# [What needs to be done]
Select the lines that hold the word "WACCM" and copy each one.

+++ Source data

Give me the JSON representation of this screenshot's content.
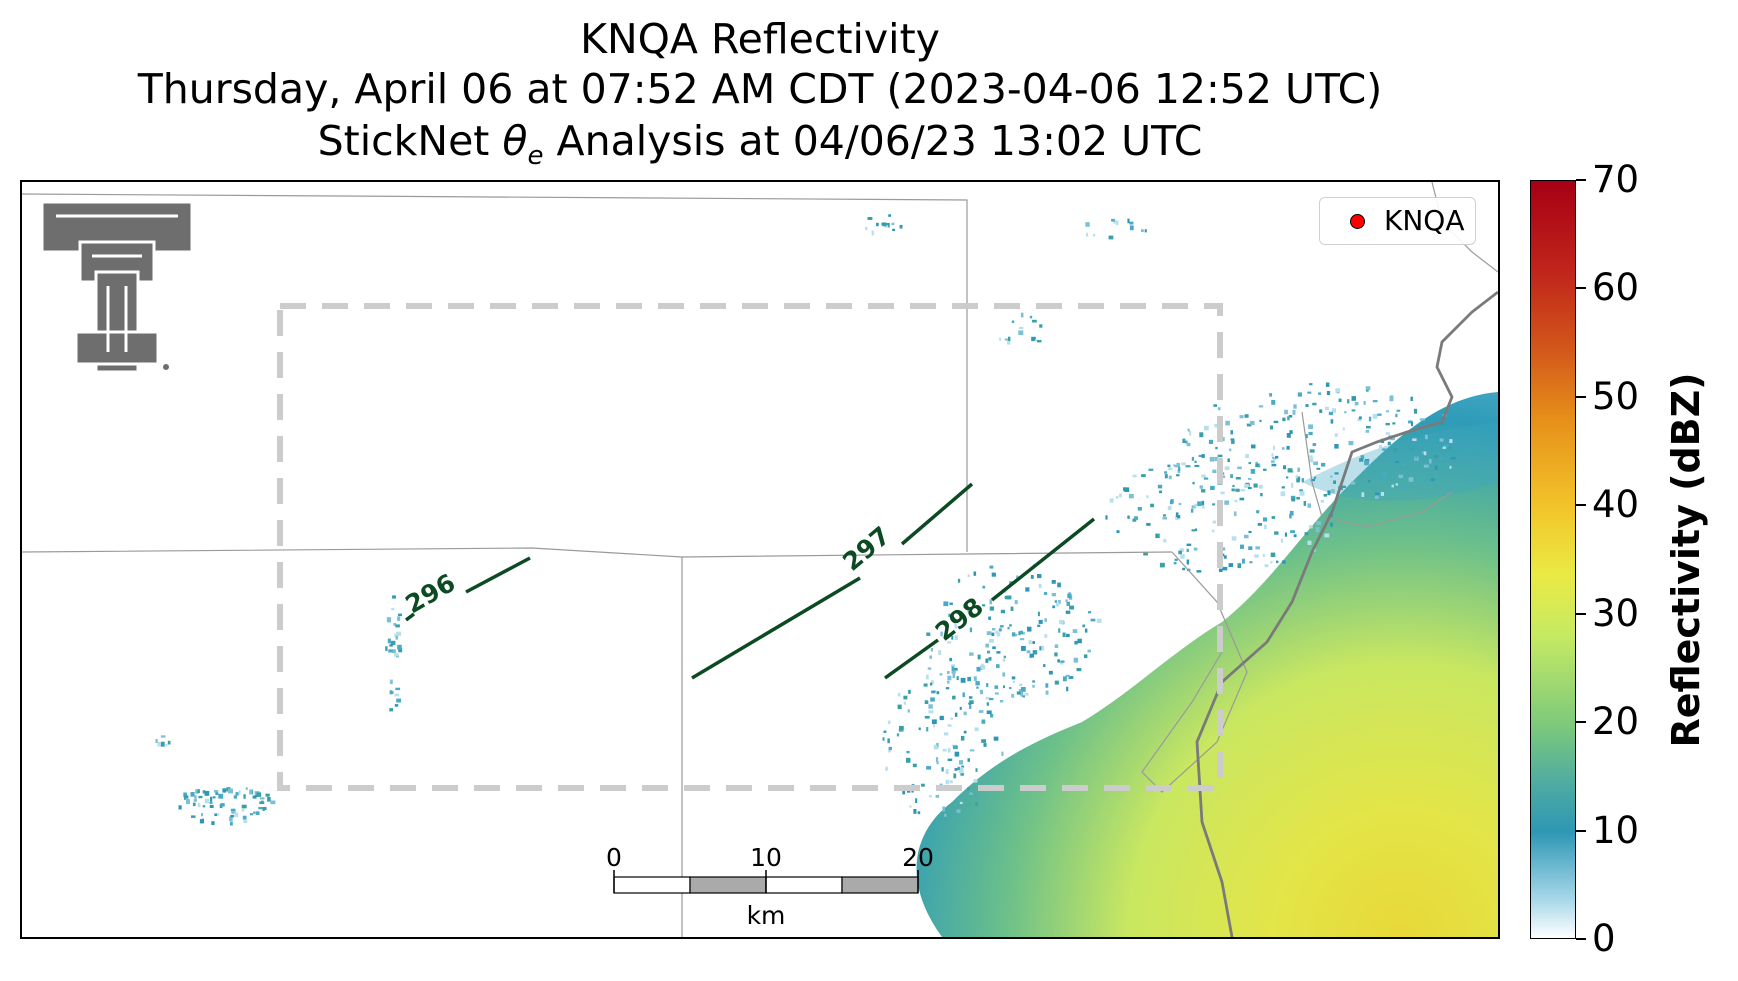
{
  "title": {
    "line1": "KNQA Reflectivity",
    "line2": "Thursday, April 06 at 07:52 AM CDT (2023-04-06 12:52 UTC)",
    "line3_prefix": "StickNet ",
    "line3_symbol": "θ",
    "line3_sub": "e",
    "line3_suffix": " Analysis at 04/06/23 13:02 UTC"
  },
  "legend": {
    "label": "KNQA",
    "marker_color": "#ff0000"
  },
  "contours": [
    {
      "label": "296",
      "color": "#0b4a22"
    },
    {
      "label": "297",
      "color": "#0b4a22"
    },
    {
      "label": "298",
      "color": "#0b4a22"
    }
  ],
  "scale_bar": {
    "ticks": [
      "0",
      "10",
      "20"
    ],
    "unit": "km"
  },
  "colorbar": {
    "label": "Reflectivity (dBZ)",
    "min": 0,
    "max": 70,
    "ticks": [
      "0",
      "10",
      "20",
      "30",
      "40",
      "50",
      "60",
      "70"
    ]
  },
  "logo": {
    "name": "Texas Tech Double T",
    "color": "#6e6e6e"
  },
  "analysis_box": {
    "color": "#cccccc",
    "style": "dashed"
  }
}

++++++
+++ Source data

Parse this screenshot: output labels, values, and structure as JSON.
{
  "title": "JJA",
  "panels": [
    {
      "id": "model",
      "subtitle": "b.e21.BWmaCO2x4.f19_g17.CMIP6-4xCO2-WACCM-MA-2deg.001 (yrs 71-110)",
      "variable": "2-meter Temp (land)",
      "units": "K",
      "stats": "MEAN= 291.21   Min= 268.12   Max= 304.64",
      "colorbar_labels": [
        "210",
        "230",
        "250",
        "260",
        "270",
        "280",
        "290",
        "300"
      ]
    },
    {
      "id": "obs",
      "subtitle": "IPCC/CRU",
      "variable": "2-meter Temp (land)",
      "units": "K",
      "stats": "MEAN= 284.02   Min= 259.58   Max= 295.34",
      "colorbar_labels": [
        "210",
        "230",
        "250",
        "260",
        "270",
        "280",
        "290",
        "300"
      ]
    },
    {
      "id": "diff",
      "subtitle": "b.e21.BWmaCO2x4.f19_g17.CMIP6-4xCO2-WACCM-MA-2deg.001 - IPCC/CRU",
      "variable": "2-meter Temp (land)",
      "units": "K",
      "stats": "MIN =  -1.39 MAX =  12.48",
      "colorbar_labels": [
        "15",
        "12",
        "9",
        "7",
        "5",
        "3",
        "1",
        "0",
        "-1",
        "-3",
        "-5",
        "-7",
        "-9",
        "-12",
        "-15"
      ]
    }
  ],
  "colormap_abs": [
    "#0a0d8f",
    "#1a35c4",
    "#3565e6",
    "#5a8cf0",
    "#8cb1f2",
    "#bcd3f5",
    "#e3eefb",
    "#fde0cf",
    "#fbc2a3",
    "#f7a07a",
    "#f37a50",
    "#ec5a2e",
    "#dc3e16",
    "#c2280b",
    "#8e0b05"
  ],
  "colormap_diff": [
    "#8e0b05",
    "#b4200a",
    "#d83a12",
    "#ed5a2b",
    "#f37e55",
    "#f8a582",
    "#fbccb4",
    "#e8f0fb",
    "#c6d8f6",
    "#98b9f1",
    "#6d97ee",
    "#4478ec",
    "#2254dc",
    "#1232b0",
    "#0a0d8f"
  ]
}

++++++

# [Response]
      "subtitle": "b.e21.BWmaCO2x4.f19_g17.CMIP6-4xCO2-WACCM-MA-2deg.001 (yrs 71-110)",
      "subtitle": "b.e21.BWmaCO2x4.f19_g17.CMIP6-4xCO2-WACCM-MA-2deg.001 - IPCC/CRU",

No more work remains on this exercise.